Start of Data section

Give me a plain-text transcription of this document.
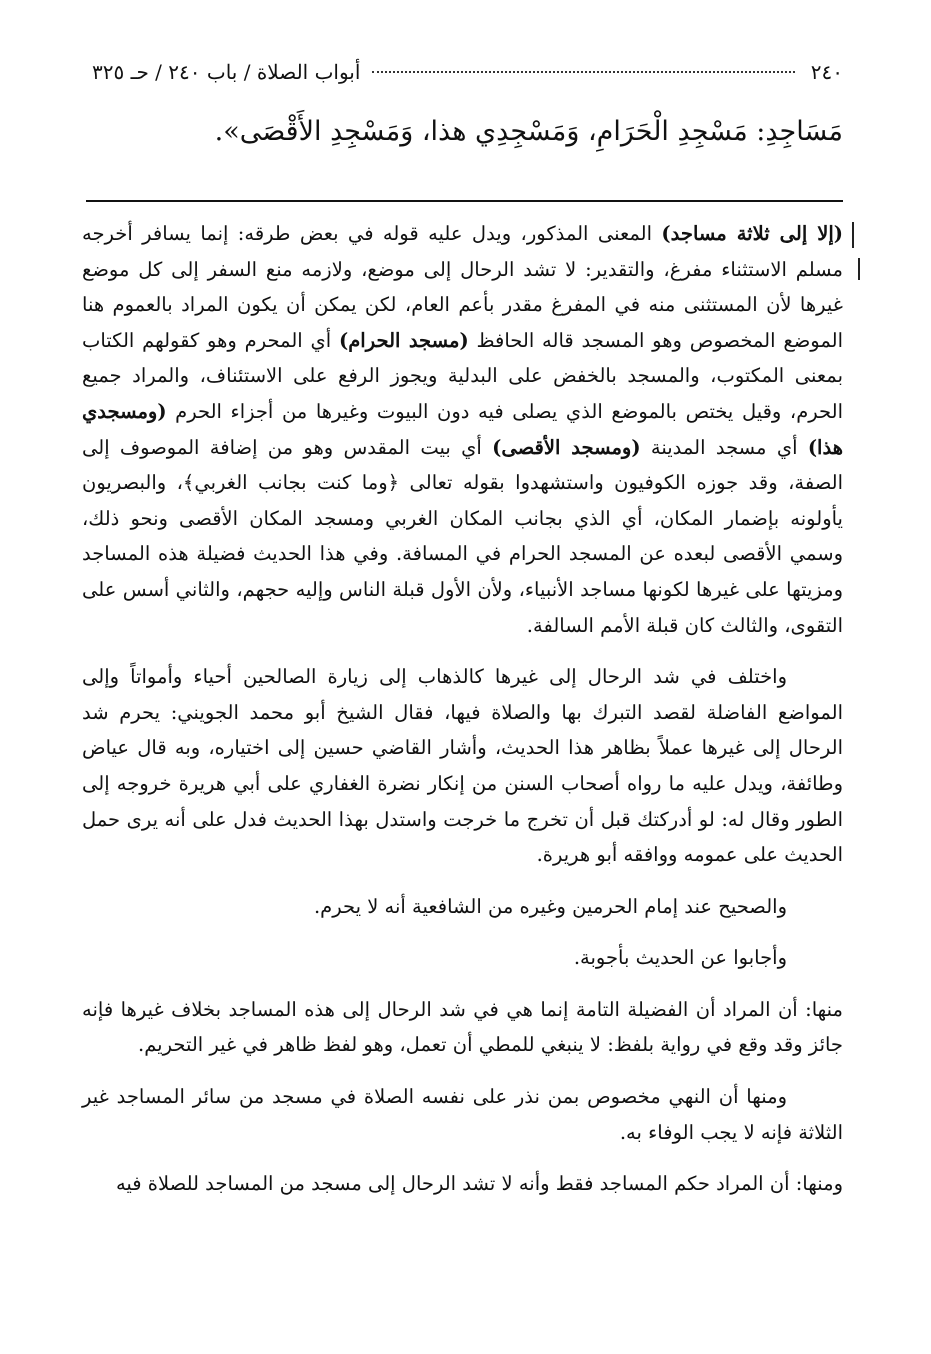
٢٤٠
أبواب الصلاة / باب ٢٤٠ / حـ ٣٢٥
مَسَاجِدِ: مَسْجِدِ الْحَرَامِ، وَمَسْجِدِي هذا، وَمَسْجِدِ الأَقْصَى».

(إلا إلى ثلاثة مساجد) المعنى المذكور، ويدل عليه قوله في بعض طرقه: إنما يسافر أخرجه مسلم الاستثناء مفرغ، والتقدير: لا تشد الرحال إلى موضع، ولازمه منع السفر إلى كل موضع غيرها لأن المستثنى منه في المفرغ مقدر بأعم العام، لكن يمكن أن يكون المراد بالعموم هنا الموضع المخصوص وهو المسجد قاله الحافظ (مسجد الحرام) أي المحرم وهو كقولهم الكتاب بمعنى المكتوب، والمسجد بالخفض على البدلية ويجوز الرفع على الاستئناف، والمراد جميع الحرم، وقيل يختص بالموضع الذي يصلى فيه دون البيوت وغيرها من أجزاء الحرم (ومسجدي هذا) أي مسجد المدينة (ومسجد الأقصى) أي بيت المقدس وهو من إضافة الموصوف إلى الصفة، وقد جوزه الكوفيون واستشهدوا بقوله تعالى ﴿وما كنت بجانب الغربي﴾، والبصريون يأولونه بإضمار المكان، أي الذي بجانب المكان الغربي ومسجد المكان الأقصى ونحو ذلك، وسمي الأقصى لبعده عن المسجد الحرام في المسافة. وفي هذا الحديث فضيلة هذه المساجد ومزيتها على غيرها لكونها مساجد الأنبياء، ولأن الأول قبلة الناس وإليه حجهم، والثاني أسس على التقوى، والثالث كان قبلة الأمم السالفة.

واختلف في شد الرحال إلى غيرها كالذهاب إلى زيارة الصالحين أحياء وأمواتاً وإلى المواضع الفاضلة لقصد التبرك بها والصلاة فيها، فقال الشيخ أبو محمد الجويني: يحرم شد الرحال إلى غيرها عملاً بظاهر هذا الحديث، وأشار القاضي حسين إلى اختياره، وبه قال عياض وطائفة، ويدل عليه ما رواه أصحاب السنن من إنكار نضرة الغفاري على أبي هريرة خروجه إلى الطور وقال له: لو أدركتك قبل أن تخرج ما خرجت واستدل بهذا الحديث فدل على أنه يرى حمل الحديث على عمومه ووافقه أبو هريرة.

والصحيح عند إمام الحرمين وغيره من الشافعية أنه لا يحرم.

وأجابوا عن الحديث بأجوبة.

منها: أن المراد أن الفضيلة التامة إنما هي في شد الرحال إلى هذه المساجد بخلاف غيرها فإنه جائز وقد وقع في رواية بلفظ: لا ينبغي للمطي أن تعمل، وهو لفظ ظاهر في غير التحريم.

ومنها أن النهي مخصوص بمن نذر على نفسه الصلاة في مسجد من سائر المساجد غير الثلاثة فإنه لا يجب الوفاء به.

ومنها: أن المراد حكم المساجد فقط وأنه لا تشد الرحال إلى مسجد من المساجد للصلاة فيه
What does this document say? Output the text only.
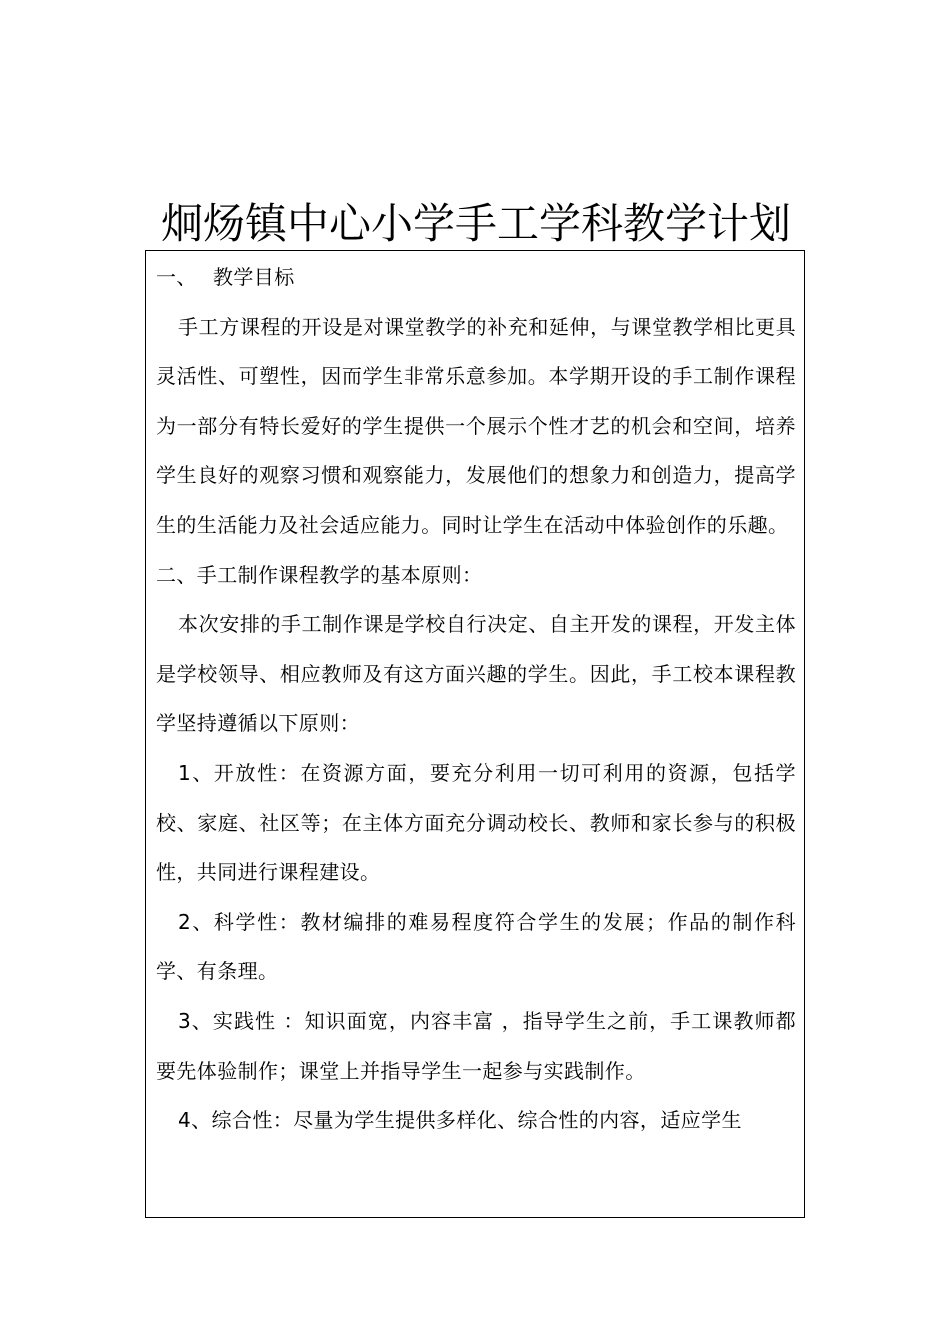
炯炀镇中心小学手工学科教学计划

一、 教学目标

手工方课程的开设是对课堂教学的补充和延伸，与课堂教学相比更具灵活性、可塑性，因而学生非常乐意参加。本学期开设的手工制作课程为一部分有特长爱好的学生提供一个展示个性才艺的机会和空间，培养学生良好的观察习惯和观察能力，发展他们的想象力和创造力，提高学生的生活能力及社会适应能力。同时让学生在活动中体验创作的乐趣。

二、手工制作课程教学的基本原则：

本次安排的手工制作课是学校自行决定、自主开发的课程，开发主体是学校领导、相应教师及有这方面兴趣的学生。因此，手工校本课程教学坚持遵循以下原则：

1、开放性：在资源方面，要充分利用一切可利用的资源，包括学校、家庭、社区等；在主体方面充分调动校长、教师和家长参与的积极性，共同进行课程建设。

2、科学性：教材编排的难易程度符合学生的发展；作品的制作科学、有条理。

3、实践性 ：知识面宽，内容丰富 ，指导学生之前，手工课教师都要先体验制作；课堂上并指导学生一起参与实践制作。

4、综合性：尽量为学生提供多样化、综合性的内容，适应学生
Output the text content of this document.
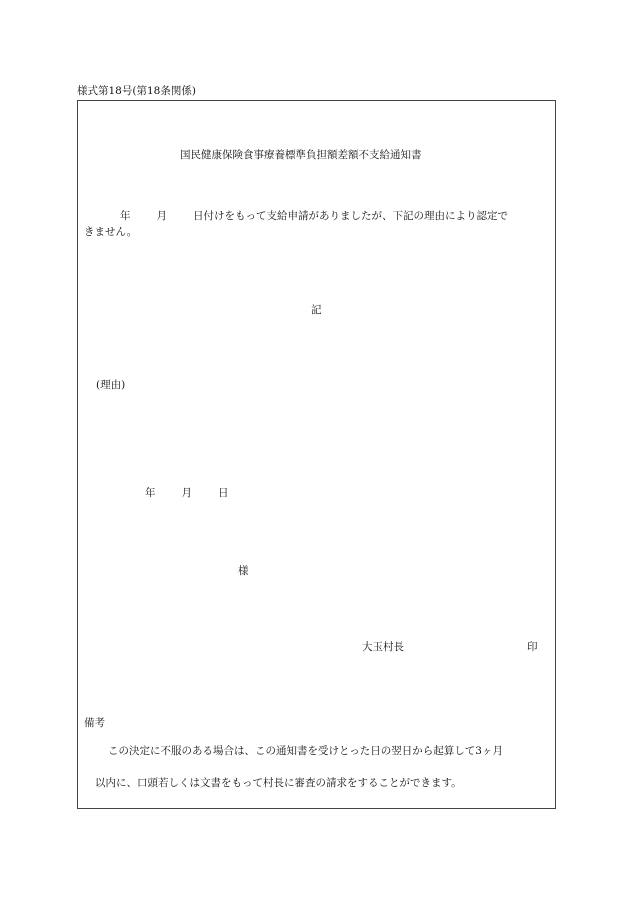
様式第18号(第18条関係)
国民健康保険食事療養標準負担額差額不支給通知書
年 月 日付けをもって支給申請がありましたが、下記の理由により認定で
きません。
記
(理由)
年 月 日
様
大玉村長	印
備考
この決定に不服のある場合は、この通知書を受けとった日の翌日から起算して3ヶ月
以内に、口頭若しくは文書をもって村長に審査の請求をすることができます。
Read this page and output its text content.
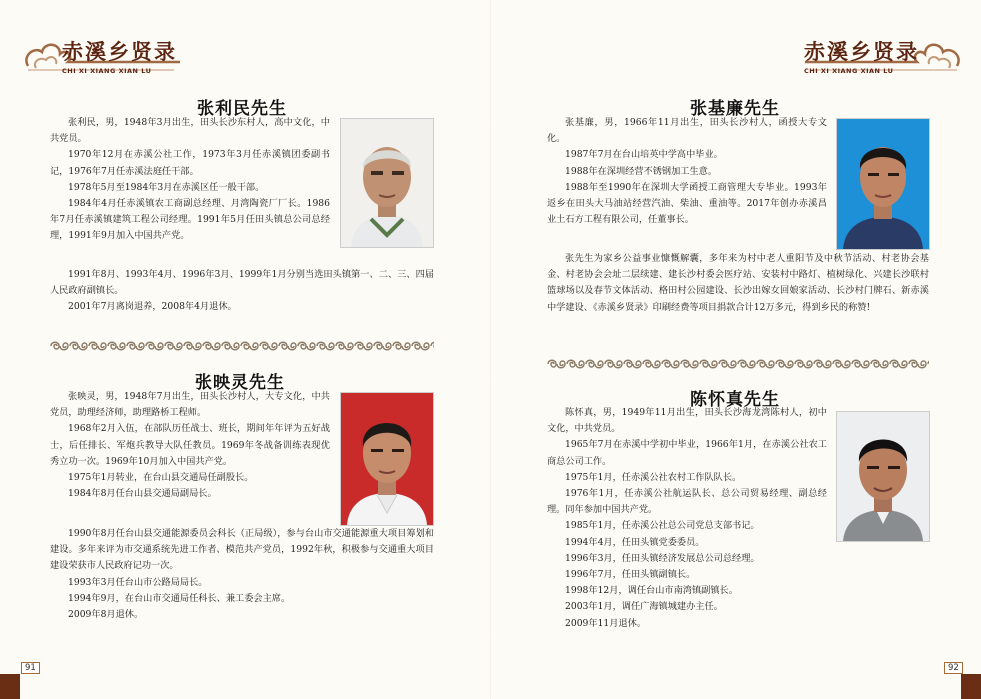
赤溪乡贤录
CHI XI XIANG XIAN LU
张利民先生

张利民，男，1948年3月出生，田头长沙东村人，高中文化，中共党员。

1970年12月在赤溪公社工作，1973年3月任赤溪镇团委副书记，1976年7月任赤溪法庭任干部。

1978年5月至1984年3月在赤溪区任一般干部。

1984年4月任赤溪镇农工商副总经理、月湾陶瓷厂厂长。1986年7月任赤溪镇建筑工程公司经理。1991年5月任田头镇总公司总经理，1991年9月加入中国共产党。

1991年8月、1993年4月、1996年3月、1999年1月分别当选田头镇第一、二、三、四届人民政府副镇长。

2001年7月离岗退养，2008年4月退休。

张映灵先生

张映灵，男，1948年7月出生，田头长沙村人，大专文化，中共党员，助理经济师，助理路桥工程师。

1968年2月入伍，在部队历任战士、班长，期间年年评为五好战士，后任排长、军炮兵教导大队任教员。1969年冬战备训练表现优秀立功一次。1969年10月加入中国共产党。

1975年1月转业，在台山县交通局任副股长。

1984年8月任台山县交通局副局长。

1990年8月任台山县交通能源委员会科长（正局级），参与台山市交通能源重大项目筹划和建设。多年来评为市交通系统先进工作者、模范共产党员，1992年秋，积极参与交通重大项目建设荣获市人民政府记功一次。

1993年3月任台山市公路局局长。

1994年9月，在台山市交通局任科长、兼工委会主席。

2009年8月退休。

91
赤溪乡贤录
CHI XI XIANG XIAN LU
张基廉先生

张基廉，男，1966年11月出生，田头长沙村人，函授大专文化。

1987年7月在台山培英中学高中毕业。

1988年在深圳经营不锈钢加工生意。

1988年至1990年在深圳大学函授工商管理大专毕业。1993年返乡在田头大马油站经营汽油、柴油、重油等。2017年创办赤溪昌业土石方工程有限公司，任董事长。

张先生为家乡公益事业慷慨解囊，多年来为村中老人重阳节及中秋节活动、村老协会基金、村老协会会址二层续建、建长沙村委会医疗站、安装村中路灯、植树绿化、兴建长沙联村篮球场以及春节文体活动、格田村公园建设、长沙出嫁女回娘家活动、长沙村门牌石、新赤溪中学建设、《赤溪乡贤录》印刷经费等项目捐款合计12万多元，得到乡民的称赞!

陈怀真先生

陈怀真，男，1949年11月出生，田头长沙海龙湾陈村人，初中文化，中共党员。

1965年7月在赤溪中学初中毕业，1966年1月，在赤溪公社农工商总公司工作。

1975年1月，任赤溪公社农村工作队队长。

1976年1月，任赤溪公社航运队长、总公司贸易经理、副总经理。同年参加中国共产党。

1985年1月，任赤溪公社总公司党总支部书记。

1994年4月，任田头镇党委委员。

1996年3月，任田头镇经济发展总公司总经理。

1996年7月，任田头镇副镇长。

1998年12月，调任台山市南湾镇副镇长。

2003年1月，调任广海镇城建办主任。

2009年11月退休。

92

End of Data section

● **Aim of the exercise**
Reproduce every entry word for word, but omit the pictures.

● **Final result**
Give me a plain-text transcription of this document.
٢٤٠
أبواب الصلاة / باب ٢٤٠ / حـ ٣٢٥
مَسَاجِدِ: مَسْجِدِ الْحَرَامِ، وَمَسْجِدِي هذا، وَمَسْجِدِ الأَقْصَى».

(إلا إلى ثلاثة مساجد) المعنى المذكور، ويدل عليه قوله في بعض طرقه: إنما يسافر أخرجه مسلم الاستثناء مفرغ، والتقدير: لا تشد الرحال إلى موضع، ولازمه منع السفر إلى كل موضع غيرها لأن المستثنى منه في المفرغ مقدر بأعم العام، لكن يمكن أن يكون المراد بالعموم هنا الموضع المخصوص وهو المسجد قاله الحافظ (مسجد الحرام) أي المحرم وهو كقولهم الكتاب بمعنى المكتوب، والمسجد بالخفض على البدلية ويجوز الرفع على الاستئناف، والمراد جميع الحرم، وقيل يختص بالموضع الذي يصلى فيه دون البيوت وغيرها من أجزاء الحرم (ومسجدي هذا) أي مسجد المدينة (ومسجد الأقصى) أي بيت المقدس وهو من إضافة الموصوف إلى الصفة، وقد جوزه الكوفيون واستشهدوا بقوله تعالى ﴿وما كنت بجانب الغربي﴾، والبصريون يأولونه بإضمار المكان، أي الذي بجانب المكان الغربي ومسجد المكان الأقصى ونحو ذلك، وسمي الأقصى لبعده عن المسجد الحرام في المسافة. وفي هذا الحديث فضيلة هذه المساجد ومزيتها على غيرها لكونها مساجد الأنبياء، ولأن الأول قبلة الناس وإليه حجهم، والثاني أسس على التقوى، والثالث كان قبلة الأمم السالفة.

واختلف في شد الرحال إلى غيرها كالذهاب إلى زيارة الصالحين أحياء وأمواتاً وإلى المواضع الفاضلة لقصد التبرك بها والصلاة فيها، فقال الشيخ أبو محمد الجويني: يحرم شد الرحال إلى غيرها عملاً بظاهر هذا الحديث، وأشار القاضي حسين إلى اختياره، وبه قال عياض وطائفة، ويدل عليه ما رواه أصحاب السنن من إنكار نضرة الغفاري على أبي هريرة خروجه إلى الطور وقال له: لو أدركتك قبل أن تخرج ما خرجت واستدل بهذا الحديث فدل على أنه يرى حمل الحديث على عمومه ووافقه أبو هريرة.

والصحيح عند إمام الحرمين وغيره من الشافعية أنه لا يحرم.

وأجابوا عن الحديث بأجوبة.

منها: أن المراد أن الفضيلة التامة إنما هي في شد الرحال إلى هذه المساجد بخلاف غيرها فإنه جائز وقد وقع في رواية بلفظ: لا ينبغي للمطي أن تعمل، وهو لفظ ظاهر في غير التحريم.

ومنها أن النهي مخصوص بمن نذر على نفسه الصلاة في مسجد من سائر المساجد غير الثلاثة فإنه لا يجب الوفاء به.

ومنها: أن المراد حكم المساجد فقط وأنه لا تشد الرحال إلى مسجد من المساجد للصلاة فيه
What does this document say? Output the text only.
炯炀镇中心小学手工学科教学计划

一、 教学目标

手工方课程的开设是对课堂教学的补充和延伸，与课堂教学相比更具灵活性、可塑性，因而学生非常乐意参加。本学期开设的手工制作课程为一部分有特长爱好的学生提供一个展示个性才艺的机会和空间，培养学生良好的观察习惯和观察能力，发展他们的想象力和创造力，提高学生的生活能力及社会适应能力。同时让学生在活动中体验创作的乐趣。

二、手工制作课程教学的基本原则：

本次安排的手工制作课是学校自行决定、自主开发的课程，开发主体是学校领导、相应教师及有这方面兴趣的学生。因此，手工校本课程教学坚持遵循以下原则：

1、开放性：在资源方面，要充分利用一切可利用的资源，包括学校、家庭、社区等；在主体方面充分调动校长、教师和家长参与的积极性，共同进行课程建设。

2、科学性：教材编排的难易程度符合学生的发展；作品的制作科学、有条理。

3、实践性 ：知识面宽，内容丰富 ，指导学生之前，手工课教师都要先体验制作；课堂上并指导学生一起参与实践制作。

4、综合性：尽量为学生提供多样化、综合性的内容，适应学生
Output the text content of this document.
様式第18号(第18条関係)
国民健康保険食事療養標準負担額差額不支給通知書
年 月 日付けをもって支給申請がありましたが、下記の理由により認定で
きません。
記
(理由)
年 月 日
様
大玉村長	印
備考
この決定に不服のある場合は、この通知書を受けとった日の翌日から起算して3ヶ月
以内に、口頭若しくは文書をもって村長に審査の請求をすることができます。
Read this page and output its text content.
赤溪乡贤录
CHI XI XIANG XIAN LU
张利民先生

张利民，男，1948年3月出生，田头长沙东村人，高中文化，中共党员。

1970年12月在赤溪公社工作，1973年3月任赤溪镇团委副书记，1976年7月任赤溪法庭任干部。

1978年5月至1984年3月在赤溪区任一般干部。

1984年4月任赤溪镇农工商副总经理、月湾陶瓷厂厂长。1986年7月任赤溪镇建筑工程公司经理。1991年5月任田头镇总公司总经理，1991年9月加入中国共产党。

1991年8月、1993年4月、1996年3月、1999年1月分别当选田头镇第一、二、三、四届人民政府副镇长。

2001年7月离岗退养，2008年4月退休。

张映灵先生

张映灵，男，1948年7月出生，田头长沙村人，大专文化，中共党员，助理经济师，助理路桥工程师。

1968年2月入伍，在部队历任战士、班长，期间年年评为五好战士，后任排长、军炮兵教导大队任教员。1969年冬战备训练表现优秀立功一次。1969年10月加入中国共产党。

1975年1月转业，在台山县交通局任副股长。

1984年8月任台山县交通局副局长。

1990年8月任台山县交通能源委员会科长（正局级），参与台山市交通能源重大项目筹划和建设。多年来评为市交通系统先进工作者、模范共产党员，1992年秋，积极参与交通重大项目建设荣获市人民政府记功一次。

1993年3月任台山市公路局局长。

1994年9月，在台山市交通局任科长、兼工委会主席。

2009年8月退休。

91
赤溪乡贤录
CHI XI XIANG XIAN LU
张基廉先生

张基廉，男，1966年11月出生，田头长沙村人，函授大专文化。

1987年7月在台山培英中学高中毕业。

1988年在深圳经营不锈钢加工生意。

1988年至1990年在深圳大学函授工商管理大专毕业。1993年返乡在田头大马油站经营汽油、柴油、重油等。2017年创办赤溪昌业土石方工程有限公司，任董事长。

张先生为家乡公益事业慷慨解囊，多年来为村中老人重阳节及中秋节活动、村老协会基金、村老协会会址二层续建、建长沙村委会医疗站、安装村中路灯、植树绿化、兴建长沙联村篮球场以及春节文体活动、格田村公园建设、长沙出嫁女回娘家活动、长沙村门牌石、新赤溪中学建设、《赤溪乡贤录》印刷经费等项目捐款合计12万多元，得到乡民的称赞!

陈怀真先生

陈怀真，男，1949年11月出生，田头长沙海龙湾陈村人，初中文化，中共党员。

1965年7月在赤溪中学初中毕业，1966年1月，在赤溪公社农工商总公司工作。

1975年1月，任赤溪公社农村工作队队长。

1976年1月，任赤溪公社航运队长、总公司贸易经理、副总经理。同年参加中国共产党。

1985年1月，任赤溪公社总公司党总支部书记。

1994年4月，任田头镇党委委员。

1996年3月，任田头镇经济发展总公司总经理。

1996年7月，任田头镇副镇长。

1998年12月，调任台山市南湾镇副镇长。

2003年1月，调任广海镇城建办主任。

2009年11月退休。

92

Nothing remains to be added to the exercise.